--- Start of Extracted entries ---

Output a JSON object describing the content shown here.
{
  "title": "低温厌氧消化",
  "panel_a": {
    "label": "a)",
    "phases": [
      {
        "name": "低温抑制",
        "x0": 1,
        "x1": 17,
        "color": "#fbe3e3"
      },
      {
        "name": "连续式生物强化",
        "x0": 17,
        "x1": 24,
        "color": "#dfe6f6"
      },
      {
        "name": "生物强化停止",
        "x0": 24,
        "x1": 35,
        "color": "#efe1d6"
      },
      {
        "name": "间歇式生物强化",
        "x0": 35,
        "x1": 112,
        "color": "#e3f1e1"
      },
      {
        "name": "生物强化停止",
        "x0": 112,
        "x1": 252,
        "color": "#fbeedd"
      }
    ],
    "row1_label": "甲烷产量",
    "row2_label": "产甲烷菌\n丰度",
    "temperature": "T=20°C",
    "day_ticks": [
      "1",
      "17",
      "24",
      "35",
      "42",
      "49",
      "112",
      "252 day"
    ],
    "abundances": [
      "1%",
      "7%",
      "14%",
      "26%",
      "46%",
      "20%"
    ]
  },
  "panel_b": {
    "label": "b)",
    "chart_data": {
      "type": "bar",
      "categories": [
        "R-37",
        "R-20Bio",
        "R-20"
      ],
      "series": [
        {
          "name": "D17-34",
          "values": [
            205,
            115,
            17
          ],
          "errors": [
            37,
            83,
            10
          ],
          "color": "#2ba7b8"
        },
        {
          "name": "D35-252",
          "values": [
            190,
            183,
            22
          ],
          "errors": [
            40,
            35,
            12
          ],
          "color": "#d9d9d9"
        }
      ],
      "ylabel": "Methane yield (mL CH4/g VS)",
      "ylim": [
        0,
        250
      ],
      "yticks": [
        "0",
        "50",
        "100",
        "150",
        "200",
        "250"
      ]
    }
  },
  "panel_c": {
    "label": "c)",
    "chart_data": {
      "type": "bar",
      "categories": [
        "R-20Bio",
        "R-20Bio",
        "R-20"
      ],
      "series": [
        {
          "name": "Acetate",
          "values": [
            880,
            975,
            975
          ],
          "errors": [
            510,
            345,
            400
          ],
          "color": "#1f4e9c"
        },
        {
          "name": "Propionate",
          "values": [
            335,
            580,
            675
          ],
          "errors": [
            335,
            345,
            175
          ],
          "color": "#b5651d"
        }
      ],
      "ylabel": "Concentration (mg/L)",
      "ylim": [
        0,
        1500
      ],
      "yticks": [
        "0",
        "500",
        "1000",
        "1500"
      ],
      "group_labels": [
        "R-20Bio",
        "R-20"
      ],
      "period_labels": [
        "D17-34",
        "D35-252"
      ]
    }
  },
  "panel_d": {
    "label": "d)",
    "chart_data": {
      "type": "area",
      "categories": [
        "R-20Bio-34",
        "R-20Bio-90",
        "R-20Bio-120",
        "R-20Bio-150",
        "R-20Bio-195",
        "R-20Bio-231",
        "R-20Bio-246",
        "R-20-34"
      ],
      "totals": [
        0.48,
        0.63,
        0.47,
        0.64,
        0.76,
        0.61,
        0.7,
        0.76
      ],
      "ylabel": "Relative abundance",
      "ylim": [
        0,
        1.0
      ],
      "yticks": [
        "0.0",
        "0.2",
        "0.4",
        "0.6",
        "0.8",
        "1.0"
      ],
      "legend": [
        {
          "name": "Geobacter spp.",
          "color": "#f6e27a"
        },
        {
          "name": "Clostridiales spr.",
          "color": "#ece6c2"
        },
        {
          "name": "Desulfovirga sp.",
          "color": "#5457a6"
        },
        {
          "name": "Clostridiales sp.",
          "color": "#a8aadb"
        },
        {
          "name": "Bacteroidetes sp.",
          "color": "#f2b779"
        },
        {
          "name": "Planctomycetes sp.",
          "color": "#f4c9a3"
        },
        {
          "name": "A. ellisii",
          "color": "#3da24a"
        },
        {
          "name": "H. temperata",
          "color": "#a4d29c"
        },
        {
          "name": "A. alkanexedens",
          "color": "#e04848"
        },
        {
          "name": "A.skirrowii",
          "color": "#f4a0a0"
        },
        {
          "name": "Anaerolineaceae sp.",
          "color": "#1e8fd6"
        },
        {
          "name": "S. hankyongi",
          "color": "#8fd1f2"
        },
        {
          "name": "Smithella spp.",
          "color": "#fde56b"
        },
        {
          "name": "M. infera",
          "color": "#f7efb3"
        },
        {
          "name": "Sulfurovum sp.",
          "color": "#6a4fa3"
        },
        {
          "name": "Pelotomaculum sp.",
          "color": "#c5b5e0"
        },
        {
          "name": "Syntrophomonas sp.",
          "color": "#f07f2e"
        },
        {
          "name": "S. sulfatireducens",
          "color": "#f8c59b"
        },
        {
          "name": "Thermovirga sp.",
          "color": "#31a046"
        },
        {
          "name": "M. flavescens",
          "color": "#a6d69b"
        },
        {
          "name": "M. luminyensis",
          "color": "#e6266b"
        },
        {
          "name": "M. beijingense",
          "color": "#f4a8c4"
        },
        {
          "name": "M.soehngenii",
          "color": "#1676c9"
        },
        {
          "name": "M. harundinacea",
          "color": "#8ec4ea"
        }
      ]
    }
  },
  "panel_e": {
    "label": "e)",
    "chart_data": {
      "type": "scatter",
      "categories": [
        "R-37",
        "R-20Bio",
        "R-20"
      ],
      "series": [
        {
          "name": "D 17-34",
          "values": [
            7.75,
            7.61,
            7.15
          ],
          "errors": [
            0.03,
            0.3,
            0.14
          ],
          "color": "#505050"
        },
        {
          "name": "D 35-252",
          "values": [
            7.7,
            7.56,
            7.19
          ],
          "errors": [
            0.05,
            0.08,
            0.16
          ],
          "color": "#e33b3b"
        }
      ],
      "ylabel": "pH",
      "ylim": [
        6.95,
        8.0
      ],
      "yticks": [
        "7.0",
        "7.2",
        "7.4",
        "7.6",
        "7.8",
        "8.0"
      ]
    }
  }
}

--- End of Extracted entries ---

- _Brief_:
Copy out every line where the word "ylabel" occurs.

- _Task response_:
      "ylabel": "Methane yield (mL CH4/g VS)",
      "ylabel": "Concentration (mg/L)",
      "ylabel": "Relative abundance",
      "ylabel": "pH",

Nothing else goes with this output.